Would you quote the material below in full and unchanged?

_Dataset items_
━━━━━━━━━━

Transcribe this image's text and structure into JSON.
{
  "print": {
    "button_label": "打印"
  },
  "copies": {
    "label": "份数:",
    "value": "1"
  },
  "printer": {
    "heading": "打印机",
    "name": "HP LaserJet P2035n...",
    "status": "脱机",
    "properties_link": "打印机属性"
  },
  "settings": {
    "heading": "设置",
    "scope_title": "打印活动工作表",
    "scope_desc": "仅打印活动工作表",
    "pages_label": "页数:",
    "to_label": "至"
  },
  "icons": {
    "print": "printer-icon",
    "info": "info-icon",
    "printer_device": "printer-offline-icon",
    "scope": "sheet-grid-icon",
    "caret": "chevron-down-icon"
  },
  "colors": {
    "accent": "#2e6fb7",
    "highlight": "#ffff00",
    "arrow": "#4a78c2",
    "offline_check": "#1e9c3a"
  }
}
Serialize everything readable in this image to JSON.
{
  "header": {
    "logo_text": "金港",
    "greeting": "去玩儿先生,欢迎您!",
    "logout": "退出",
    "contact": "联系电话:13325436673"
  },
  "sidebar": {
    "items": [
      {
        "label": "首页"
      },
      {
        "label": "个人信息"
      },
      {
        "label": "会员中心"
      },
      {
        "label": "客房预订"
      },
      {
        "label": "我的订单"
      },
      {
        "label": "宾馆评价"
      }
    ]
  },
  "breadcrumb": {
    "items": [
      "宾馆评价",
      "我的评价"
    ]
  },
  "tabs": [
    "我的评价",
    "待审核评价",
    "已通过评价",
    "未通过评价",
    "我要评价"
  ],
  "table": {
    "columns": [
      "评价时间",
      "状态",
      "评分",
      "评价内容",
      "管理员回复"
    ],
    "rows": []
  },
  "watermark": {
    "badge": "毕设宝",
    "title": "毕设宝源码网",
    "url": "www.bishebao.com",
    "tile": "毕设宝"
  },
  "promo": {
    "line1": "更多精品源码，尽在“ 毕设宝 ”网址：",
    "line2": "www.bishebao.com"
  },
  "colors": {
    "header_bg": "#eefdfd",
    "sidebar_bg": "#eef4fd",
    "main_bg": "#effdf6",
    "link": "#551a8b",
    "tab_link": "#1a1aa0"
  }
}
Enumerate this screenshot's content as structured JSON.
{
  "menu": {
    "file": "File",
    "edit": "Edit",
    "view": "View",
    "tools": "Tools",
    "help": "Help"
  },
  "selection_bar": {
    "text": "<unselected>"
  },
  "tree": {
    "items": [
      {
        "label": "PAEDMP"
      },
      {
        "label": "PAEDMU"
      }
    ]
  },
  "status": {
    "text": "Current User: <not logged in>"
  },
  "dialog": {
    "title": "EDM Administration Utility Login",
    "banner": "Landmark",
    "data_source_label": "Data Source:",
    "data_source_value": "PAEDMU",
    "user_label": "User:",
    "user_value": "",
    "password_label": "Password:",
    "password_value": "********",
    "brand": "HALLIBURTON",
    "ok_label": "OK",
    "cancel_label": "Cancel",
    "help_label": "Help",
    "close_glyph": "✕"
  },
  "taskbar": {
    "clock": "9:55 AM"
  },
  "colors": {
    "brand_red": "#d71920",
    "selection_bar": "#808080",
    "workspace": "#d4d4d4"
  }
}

━━━━━━━━━━

_THE REPLY_
Transcribe this image's text and structure into JSON.
{
  "print": {
    "button_label": "打印"
  },
  "copies": {
    "label": "份数:",
    "value": "1"
  },
  "printer": {
    "heading": "打印机",
    "name": "HP LaserJet P2035n...",
    "status": "脱机",
    "properties_link": "打印机属性"
  },
  "settings": {
    "heading": "设置",
    "scope_title": "打印活动工作表",
    "scope_desc": "仅打印活动工作表",
    "pages_label": "页数:",
    "to_label": "至"
  },
  "icons": {
    "print": "printer-icon",
    "info": "info-icon",
    "printer_device": "printer-offline-icon",
    "scope": "sheet-grid-icon",
    "caret": "chevron-down-icon"
  },
  "colors": {
    "accent": "#2e6fb7",
    "highlight": "#ffff00",
    "arrow": "#4a78c2",
    "offline_check": "#1e9c3a"
  }
}
Serialize everything readable in this image to JSON.
{
  "header": {
    "logo_text": "金港",
    "greeting": "去玩儿先生,欢迎您!",
    "logout": "退出",
    "contact": "联系电话:13325436673"
  },
  "sidebar": {
    "items": [
      {
        "label": "首页"
      },
      {
        "label": "个人信息"
      },
      {
        "label": "会员中心"
      },
      {
        "label": "客房预订"
      },
      {
        "label": "我的订单"
      },
      {
        "label": "宾馆评价"
      }
    ]
  },
  "breadcrumb": {
    "items": [
      "宾馆评价",
      "我的评价"
    ]
  },
  "tabs": [
    "我的评价",
    "待审核评价",
    "已通过评价",
    "未通过评价",
    "我要评价"
  ],
  "table": {
    "columns": [
      "评价时间",
      "状态",
      "评分",
      "评价内容",
      "管理员回复"
    ],
    "rows": []
  },
  "watermark": {
    "badge": "毕设宝",
    "title": "毕设宝源码网",
    "url": "www.bishebao.com",
    "tile": "毕设宝"
  },
  "promo": {
    "line1": "更多精品源码，尽在“ 毕设宝 ”网址：",
    "line2": "www.bishebao.com"
  },
  "colors": {
    "header_bg": "#eefdfd",
    "sidebar_bg": "#eef4fd",
    "main_bg": "#effdf6",
    "link": "#551a8b",
    "tab_link": "#1a1aa0"
  }
}
Enumerate this screenshot's content as structured JSON.
{
  "menu": {
    "file": "File",
    "edit": "Edit",
    "view": "View",
    "tools": "Tools",
    "help": "Help"
  },
  "selection_bar": {
    "text": "<unselected>"
  },
  "tree": {
    "items": [
      {
        "label": "PAEDMP"
      },
      {
        "label": "PAEDMU"
      }
    ]
  },
  "status": {
    "text": "Current User: <not logged in>"
  },
  "dialog": {
    "title": "EDM Administration Utility Login",
    "banner": "Landmark",
    "data_source_label": "Data Source:",
    "data_source_value": "PAEDMU",
    "user_label": "User:",
    "user_value": "",
    "password_label": "Password:",
    "password_value": "********",
    "brand": "HALLIBURTON",
    "ok_label": "OK",
    "cancel_label": "Cancel",
    "help_label": "Help",
    "close_glyph": "✕"
  },
  "taskbar": {
    "clock": "9:55 AM"
  },
  "colors": {
    "brand_red": "#d71920",
    "selection_bar": "#808080",
    "workspace": "#d4d4d4"
  }
}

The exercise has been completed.